Short task a
Repeat, word for word, the part of the cichlid forum thread starting at "Can someone please" and ending at "to Membe Deep.".

Document segment
— Start —

# Unidentified African with yellow anal fin



## Thisgirllovesfish (May 4, 2021)

Please help I have no idea


----------



## Thisgirllovesfish (May 4, 2021)

Can someone please guess? 5k views and no responses…


----------



## noki (Jun 13, 2003)

Mbuna, seems female, not sure if she is a pure fish. Most similar to Membe Deep.


----------



## Thisgirllovesfish (May 4, 2021)

Noki thank you for replying! I don’t know if you remember, but months ago I had an inquiry about this cichlid: 



Thisgirllovesfish said:


> Hes just so purple! He's very peaceful... 6 months old no idea what kind he is



you replied that he was a purple mbuna and you were totally right. He was bought off of the same vendor as this current fish, the owner claimed they were from a fish store but now I am starting to think they were from the same family of hybrids. What do you think? Thanks!!


----------



## Haplochromine guy (Jun 4, 2020)

I remember now! I think I posted on this fish! He's looking great as a fish now! Here's what I think: Rusty Cichlid lol.


----------



## Thisgirllovesfish (May 4, 2021)

Haplochromine guy said:


> I remember now! I think I posted on this fish! He's looking great as a fish now! Here's what I think: Rusty Cichlid lol.


I know this is months late but I think you’re right!! He looks a lot like that. He’s still doing great by the way lol!
Thank you


----------

— End —

Exercise materials
— Start —

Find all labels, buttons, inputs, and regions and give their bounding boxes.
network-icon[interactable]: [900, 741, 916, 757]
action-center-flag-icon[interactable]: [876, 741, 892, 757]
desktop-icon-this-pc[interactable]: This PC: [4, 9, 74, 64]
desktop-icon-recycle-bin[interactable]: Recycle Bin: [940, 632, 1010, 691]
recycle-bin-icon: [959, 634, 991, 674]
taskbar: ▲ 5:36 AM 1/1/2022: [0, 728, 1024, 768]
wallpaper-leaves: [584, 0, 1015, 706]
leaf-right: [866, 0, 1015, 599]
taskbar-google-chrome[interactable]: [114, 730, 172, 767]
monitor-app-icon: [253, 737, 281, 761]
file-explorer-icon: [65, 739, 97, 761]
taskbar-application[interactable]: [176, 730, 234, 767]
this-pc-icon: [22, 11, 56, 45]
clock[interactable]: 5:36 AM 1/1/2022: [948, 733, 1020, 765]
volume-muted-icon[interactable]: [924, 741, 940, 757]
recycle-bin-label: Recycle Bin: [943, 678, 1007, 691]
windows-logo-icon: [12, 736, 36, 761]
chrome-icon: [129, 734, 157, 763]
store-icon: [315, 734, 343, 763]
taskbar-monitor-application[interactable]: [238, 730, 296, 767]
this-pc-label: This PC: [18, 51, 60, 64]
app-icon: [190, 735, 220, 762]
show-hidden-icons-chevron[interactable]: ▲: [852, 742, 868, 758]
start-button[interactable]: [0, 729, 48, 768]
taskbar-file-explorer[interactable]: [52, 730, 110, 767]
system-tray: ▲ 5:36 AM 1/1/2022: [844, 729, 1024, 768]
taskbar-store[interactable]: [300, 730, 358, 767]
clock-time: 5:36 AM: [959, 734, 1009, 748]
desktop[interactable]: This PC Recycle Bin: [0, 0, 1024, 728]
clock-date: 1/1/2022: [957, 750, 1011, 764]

— End —

Short task b
How many lines of the rows contain the string "clock"? Reply with the number alone.

Full answer a
Can someone please guess? 5k views and no responses…


----------



## noki (Jun 13, 2003)

Mbuna, seems female, not sure if she is a pure fish. Most similar to Membe Deep.

Full answer b
3